Its valuation, once breaking past $6 billion in 2021, has plummeted, the Wall Street Journal reports, with stocks selling at a measly 74 cents, a drop of 98 percent from its peak. The company has also gone through several rounds of layoffs in 2023.

All told, the one-time biotech darling's future is now looking uncertain.

For years, the company has been burning through the $1.4 billion 23andme CEO Anne Wojcicki raised, spending around 80 percent of it. That means, according to the WSJ's reporting, that the company could run out of cash as soon as next year.

Despite its massive popularity, the company has struggled to come up with a product that represents a consistent source of revenue. After all, a DNA test only has to be done once.

23andMe's efforts to get subscription services off the ground have faltered, bringing in far fewer customers than expected. Its drug development subsidiary, intended to discover drugs for diseases identified in a person's DNA, has yet to bear any fruit. Per the report, only two out of more than 50 drug candidates identified have entered early-stage human trials so far, and even for those it's unclear whether they'll actually work.

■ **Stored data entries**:
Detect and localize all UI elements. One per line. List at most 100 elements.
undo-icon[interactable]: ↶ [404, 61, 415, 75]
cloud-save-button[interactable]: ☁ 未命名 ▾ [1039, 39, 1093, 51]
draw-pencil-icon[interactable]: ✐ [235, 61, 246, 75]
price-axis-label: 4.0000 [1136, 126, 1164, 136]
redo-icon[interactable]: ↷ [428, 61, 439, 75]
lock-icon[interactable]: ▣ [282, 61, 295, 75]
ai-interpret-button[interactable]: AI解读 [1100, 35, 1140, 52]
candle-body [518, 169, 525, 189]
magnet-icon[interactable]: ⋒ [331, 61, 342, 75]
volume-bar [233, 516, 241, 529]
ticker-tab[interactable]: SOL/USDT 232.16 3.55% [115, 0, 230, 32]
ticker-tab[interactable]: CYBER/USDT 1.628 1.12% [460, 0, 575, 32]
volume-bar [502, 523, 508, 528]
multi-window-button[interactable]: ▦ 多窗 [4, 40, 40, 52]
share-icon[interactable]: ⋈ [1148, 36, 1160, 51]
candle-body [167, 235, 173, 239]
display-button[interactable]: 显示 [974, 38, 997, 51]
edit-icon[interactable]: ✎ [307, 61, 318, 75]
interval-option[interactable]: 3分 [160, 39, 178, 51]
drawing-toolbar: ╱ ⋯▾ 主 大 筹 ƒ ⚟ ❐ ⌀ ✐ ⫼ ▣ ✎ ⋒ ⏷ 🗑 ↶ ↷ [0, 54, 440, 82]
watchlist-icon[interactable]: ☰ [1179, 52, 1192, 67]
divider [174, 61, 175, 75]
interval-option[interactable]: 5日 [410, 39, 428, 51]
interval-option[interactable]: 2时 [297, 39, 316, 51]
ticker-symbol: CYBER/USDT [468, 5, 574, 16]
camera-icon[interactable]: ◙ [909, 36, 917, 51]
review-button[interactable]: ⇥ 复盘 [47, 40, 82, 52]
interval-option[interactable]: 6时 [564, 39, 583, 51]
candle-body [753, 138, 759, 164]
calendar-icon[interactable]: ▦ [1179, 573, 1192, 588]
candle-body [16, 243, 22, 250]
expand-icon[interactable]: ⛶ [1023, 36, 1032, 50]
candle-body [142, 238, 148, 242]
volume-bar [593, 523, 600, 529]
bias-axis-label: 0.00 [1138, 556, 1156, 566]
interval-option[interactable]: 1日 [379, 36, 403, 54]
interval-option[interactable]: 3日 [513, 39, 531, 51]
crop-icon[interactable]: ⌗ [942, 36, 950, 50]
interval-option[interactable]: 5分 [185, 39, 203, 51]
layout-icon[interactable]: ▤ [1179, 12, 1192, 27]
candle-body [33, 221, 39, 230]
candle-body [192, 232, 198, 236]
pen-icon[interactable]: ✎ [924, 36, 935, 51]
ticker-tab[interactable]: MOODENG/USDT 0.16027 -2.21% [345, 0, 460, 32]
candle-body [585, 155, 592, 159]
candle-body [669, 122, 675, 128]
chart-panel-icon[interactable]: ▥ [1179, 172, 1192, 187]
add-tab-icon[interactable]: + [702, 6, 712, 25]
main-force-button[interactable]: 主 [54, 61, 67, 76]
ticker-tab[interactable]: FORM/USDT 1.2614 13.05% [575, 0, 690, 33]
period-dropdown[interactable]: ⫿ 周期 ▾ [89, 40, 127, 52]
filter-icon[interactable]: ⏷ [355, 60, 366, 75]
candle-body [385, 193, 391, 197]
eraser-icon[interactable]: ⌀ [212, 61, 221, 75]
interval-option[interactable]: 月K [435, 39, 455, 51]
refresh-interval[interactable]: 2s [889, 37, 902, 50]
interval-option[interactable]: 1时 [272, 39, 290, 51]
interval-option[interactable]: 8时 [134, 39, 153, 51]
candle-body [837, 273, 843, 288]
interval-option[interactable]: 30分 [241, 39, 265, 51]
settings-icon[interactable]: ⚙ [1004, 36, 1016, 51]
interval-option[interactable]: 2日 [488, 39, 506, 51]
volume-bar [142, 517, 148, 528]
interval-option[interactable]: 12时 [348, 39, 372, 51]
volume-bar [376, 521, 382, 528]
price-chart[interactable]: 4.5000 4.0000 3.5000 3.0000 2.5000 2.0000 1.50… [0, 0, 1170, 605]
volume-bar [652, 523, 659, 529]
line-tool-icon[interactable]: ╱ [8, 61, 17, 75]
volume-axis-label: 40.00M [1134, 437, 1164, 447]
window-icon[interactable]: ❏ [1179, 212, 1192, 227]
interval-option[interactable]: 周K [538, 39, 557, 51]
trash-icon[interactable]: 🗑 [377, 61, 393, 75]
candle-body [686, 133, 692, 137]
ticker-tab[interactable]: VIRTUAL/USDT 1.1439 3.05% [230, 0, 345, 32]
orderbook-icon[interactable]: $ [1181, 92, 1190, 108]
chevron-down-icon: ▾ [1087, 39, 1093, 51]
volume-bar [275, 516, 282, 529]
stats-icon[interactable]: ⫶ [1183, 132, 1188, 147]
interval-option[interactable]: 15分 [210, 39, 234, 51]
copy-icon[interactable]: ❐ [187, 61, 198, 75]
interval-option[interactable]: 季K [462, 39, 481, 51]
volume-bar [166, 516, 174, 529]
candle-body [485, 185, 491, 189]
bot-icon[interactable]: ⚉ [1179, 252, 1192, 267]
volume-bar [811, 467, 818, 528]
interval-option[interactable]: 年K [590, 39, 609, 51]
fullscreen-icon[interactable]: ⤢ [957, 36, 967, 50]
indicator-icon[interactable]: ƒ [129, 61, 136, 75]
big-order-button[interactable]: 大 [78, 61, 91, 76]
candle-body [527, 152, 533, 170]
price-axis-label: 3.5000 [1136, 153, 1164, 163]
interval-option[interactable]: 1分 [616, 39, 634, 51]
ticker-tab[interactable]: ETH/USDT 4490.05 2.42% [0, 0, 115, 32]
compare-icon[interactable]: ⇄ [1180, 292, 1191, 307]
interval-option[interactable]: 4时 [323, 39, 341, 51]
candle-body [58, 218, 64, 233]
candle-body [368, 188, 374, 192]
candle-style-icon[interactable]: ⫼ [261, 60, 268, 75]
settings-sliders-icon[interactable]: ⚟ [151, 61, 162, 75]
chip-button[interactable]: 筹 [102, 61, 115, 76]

■ **TO DO**:
A - Rewrite the passage about 23andMe from "Its valuation, once" to "as next year.", replacing "layoffs" with "job cuts".
B - According to the passage about 23andMe, how many of its drug candidates have entered early-stage human trials?
C - Please write the next few sentences of the passage about 23andMe, picking up after its last sentence.

■ **ANSWERS FOR EACH ITEM**:
A -
Its valuation, once breaking past $6 billion in 2021, has plummeted, the Wall Street Journal reports, with stocks selling at a measly 74 cents, a drop of 98 percent from its peak. The company has also gone through several rounds of job cuts in 2023.

All told, the one-time biotech darling's future is now looking uncertain.

For years, the company has been burning through the $1.4 billion 23andme CEO Anne Wojcicki raised, spending around 80 percent of it. That means, according to the WSJ's reporting, that the company could run out of cash as soon as next year.

B - Two of the more than 50 drug candidates identified.

C -
Last year, 23andMe also admitted that hackers had made off with personal information from 6.9 million customers.

DNA testing companies like 23andMe have also been criticized for giving up genetic data to law enforcement.

Wojcicki, an extremely well-connected name in Silicon Valley, has maintained an iron grip on her venture and has received tens of millions of dollars in payouts over the years. Her stock also gives her supervoting privileges, which means she has full control over the company.

But now that appetite for discovering one's genetic heritage has greatly diminished, the company's future is on thin ice.

"It was mildly interesting because of the ancestry information," Silicon Valley technology investor Bruno Bowden told the WSJ. "It powered a few cocktail conversations."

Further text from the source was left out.